◆ Required task ◆
The records below must be output exactly, without pictures.

[Records from a collection]

-------

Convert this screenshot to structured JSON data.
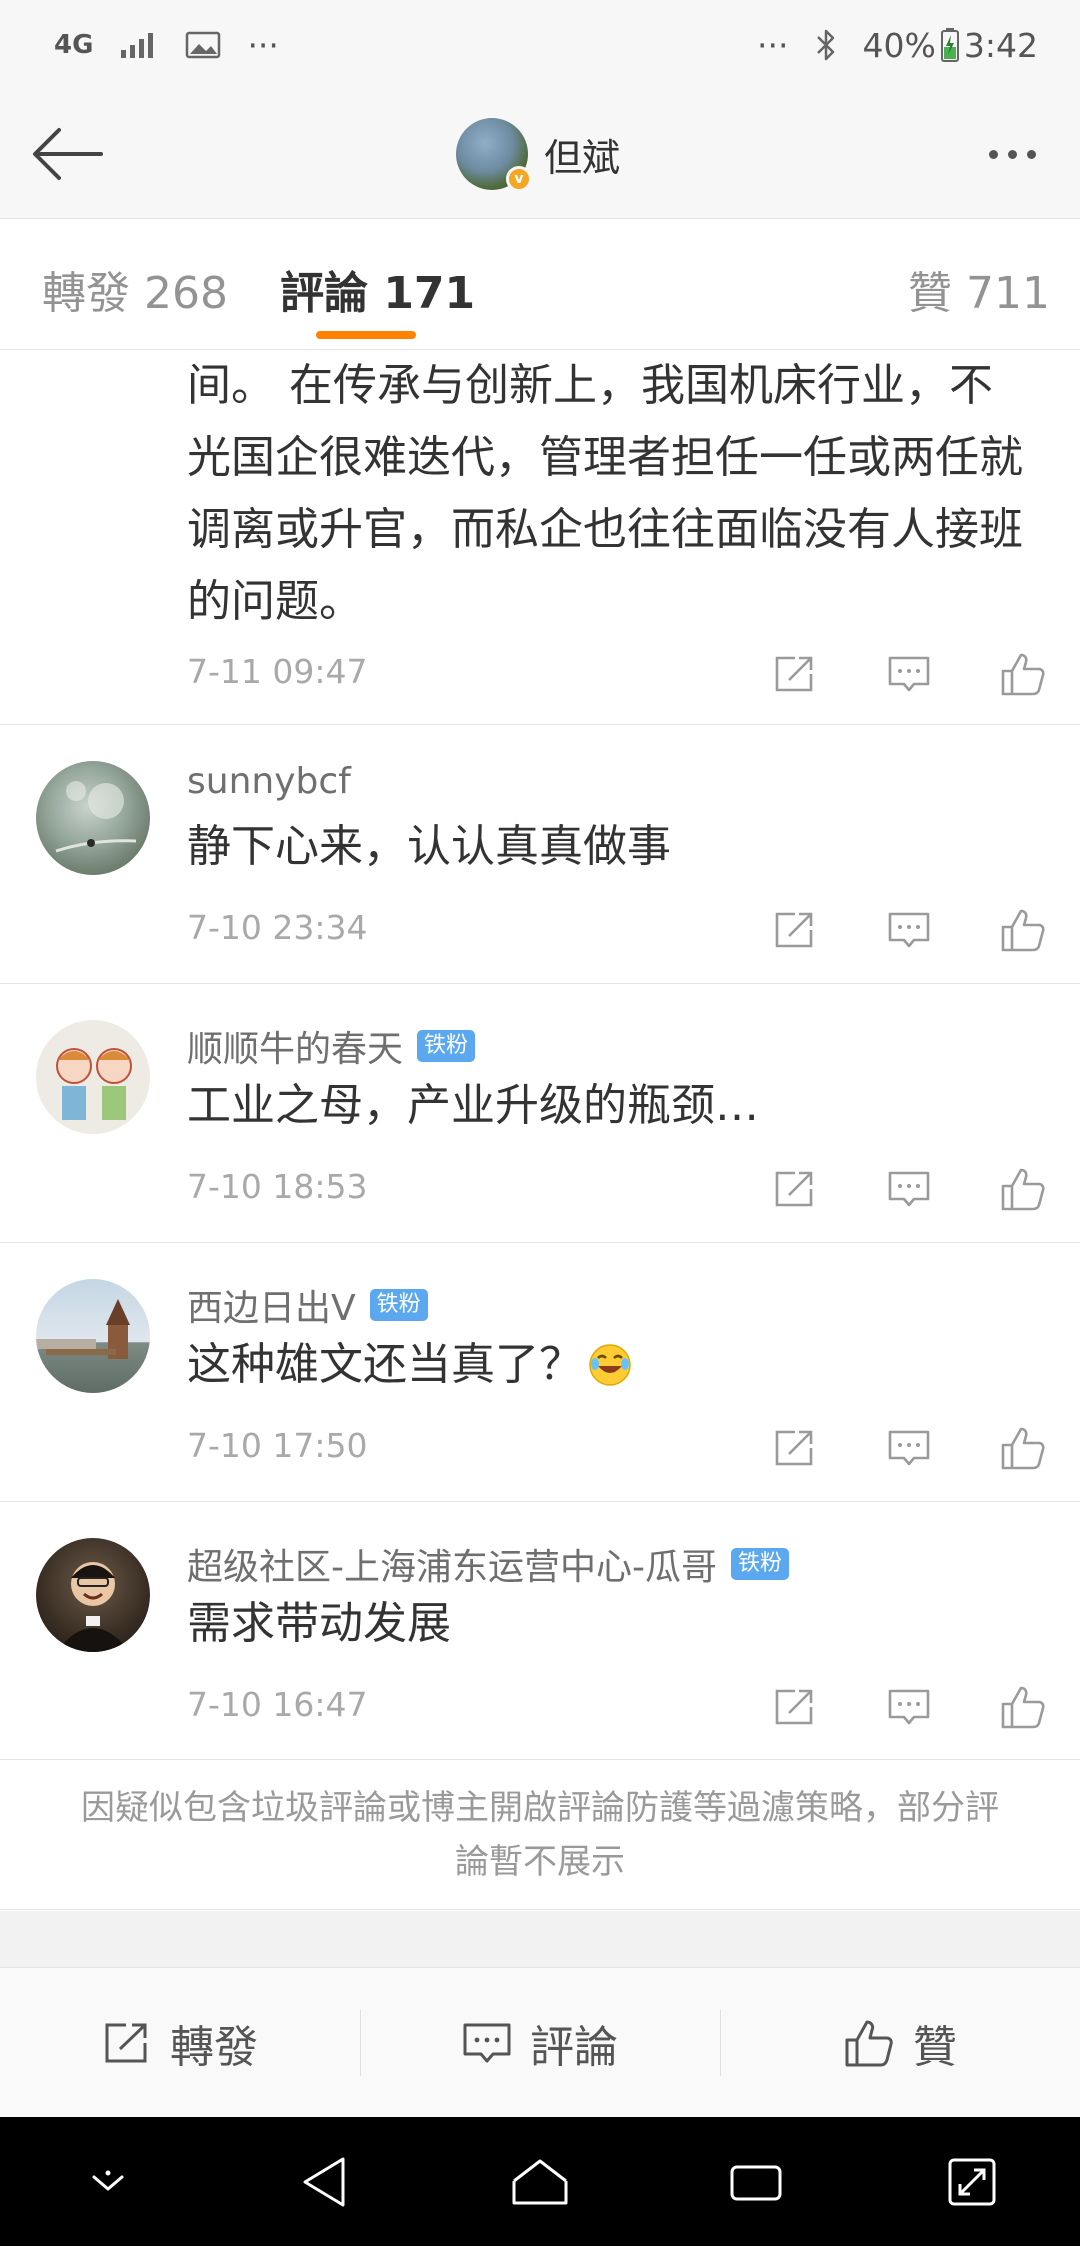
{
  "status_bar": {
    "network": "4G",
    "left_more": "···",
    "right_more": "···",
    "battery": "40%",
    "time": "3:42"
  },
  "header": {
    "title": "但斌",
    "verified_badge": "v"
  },
  "tabs": {
    "reposts": "轉發 268",
    "comments": "評論 171",
    "likes": "贊 711"
  },
  "comments": [
    {
      "name": "",
      "badge": "",
      "text_lines": [
        "间。 在传承与创新上，我国机床行业，不",
        "光国企很难迭代，管理者担任一任或两任就",
        "调离或升官，而私企也往往面临没有人接班",
        "的问题。"
      ],
      "time": "7-11 09:47"
    },
    {
      "name": "sunnybcf",
      "badge": "",
      "text": "静下心来，认认真真做事",
      "time": "7-10 23:34"
    },
    {
      "name": "顺顺牛的春天",
      "badge": "铁粉",
      "text": "工业之母，产业升级的瓶颈…",
      "time": "7-10 18:53"
    },
    {
      "name": "西边日出V",
      "badge": "铁粉",
      "text": "这种雄文还当真了？",
      "time": "7-10 17:50"
    },
    {
      "name": "超级社区-上海浦东运营中心-瓜哥",
      "badge": "铁粉",
      "text": "需求带动发展",
      "time": "7-10 16:47"
    }
  ],
  "notice": "因疑似包含垃圾評論或博主開啟評論防護等過濾策略，部分評論暫不展示",
  "bottom_bar": {
    "repost": "轉發",
    "comment": "評論",
    "like": "贊"
  },
  "colors": {
    "accent": "#ff8200",
    "fan_badge": "#5ba8f0",
    "verified": "#f5a623"
  },
  "icons": [
    "back-arrow-icon",
    "more-icon",
    "share-icon",
    "comment-icon",
    "like-icon",
    "laughing-emoji-icon"
  ]
}
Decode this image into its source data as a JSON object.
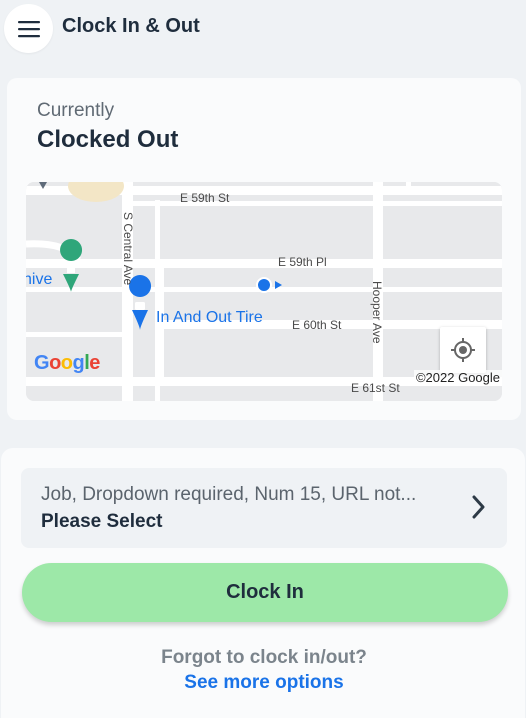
{
  "header": {
    "title": "Clock In & Out",
    "menu_icon": "hamburger-menu-icon"
  },
  "status": {
    "label": "Currently",
    "value": "Clocked Out"
  },
  "map": {
    "streets": {
      "e59th_st": "E 59th St",
      "e59th_pl": "E 59th Pl",
      "e60th_st": "E 60th St",
      "e61st_st": "E 61st St",
      "s_central_ave": "S Central Ave",
      "hooper_ave": "Hooper Ave"
    },
    "places": {
      "tire_shop": "In And Out Tire",
      "partial_label": "hive"
    },
    "logo": "Google",
    "copyright": "©2022 Google",
    "locate_icon": "my-location-icon",
    "colors": {
      "place_marker": "#1a73e8",
      "park_marker": "#2fa67a",
      "place_text": "#1a73e8"
    }
  },
  "job": {
    "label": "Job, Dropdown required, Num 15, URL not...",
    "value": "Please Select",
    "chevron_icon": "chevron-right-icon"
  },
  "clock_button": {
    "label": "Clock In",
    "color": "#9de8a8"
  },
  "footer": {
    "forgot_text": "Forgot to clock in/out?",
    "see_more": "See more options",
    "link_color": "#1a73e8"
  }
}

-------

◆ Exercise response ◆
Convert this screenshot to structured JSON data.
{
  "status_bar": {
    "network": "4G",
    "left_more": "···",
    "right_more": "···",
    "battery": "40%",
    "time": "3:42"
  },
  "header": {
    "title": "但斌",
    "verified_badge": "v"
  },
  "tabs": {
    "reposts": "轉發 268",
    "comments": "評論 171",
    "likes": "贊 711"
  },
  "comments": [
    {
      "name": "",
      "badge": "",
      "text_lines": [
        "间。 在传承与创新上，我国机床行业，不",
        "光国企很难迭代，管理者担任一任或两任就",
        "调离或升官，而私企也往往面临没有人接班",
        "的问题。"
      ],
      "time": "7-11 09:47"
    },
    {
      "name": "sunnybcf",
      "badge": "",
      "text": "静下心来，认认真真做事",
      "time": "7-10 23:34"
    },
    {
      "name": "顺顺牛的春天",
      "badge": "铁粉",
      "text": "工业之母，产业升级的瓶颈…",
      "time": "7-10 18:53"
    },
    {
      "name": "西边日出V",
      "badge": "铁粉",
      "text": "这种雄文还当真了？",
      "time": "7-10 17:50"
    },
    {
      "name": "超级社区-上海浦东运营中心-瓜哥",
      "badge": "铁粉",
      "text": "需求带动发展",
      "time": "7-10 16:47"
    }
  ],
  "notice": "因疑似包含垃圾評論或博主開啟評論防護等過濾策略，部分評論暫不展示",
  "bottom_bar": {
    "repost": "轉發",
    "comment": "評論",
    "like": "贊"
  },
  "colors": {
    "accent": "#ff8200",
    "fan_badge": "#5ba8f0",
    "verified": "#f5a623"
  },
  "icons": [
    "back-arrow-icon",
    "more-icon",
    "share-icon",
    "comment-icon",
    "like-icon",
    "laughing-emoji-icon"
  ]
}
Decode this image into its source data as a JSON object.
{
  "header": {
    "title": "Clock In & Out",
    "menu_icon": "hamburger-menu-icon"
  },
  "status": {
    "label": "Currently",
    "value": "Clocked Out"
  },
  "map": {
    "streets": {
      "e59th_st": "E 59th St",
      "e59th_pl": "E 59th Pl",
      "e60th_st": "E 60th St",
      "e61st_st": "E 61st St",
      "s_central_ave": "S Central Ave",
      "hooper_ave": "Hooper Ave"
    },
    "places": {
      "tire_shop": "In And Out Tire",
      "partial_label": "hive"
    },
    "logo": "Google",
    "copyright": "©2022 Google",
    "locate_icon": "my-location-icon",
    "colors": {
      "place_marker": "#1a73e8",
      "park_marker": "#2fa67a",
      "place_text": "#1a73e8"
    }
  },
  "job": {
    "label": "Job, Dropdown required, Num 15, URL not...",
    "value": "Please Select",
    "chevron_icon": "chevron-right-icon"
  },
  "clock_button": {
    "label": "Clock In",
    "color": "#9de8a8"
  },
  "footer": {
    "forgot_text": "Forgot to clock in/out?",
    "see_more": "See more options",
    "link_color": "#1a73e8"
  }
}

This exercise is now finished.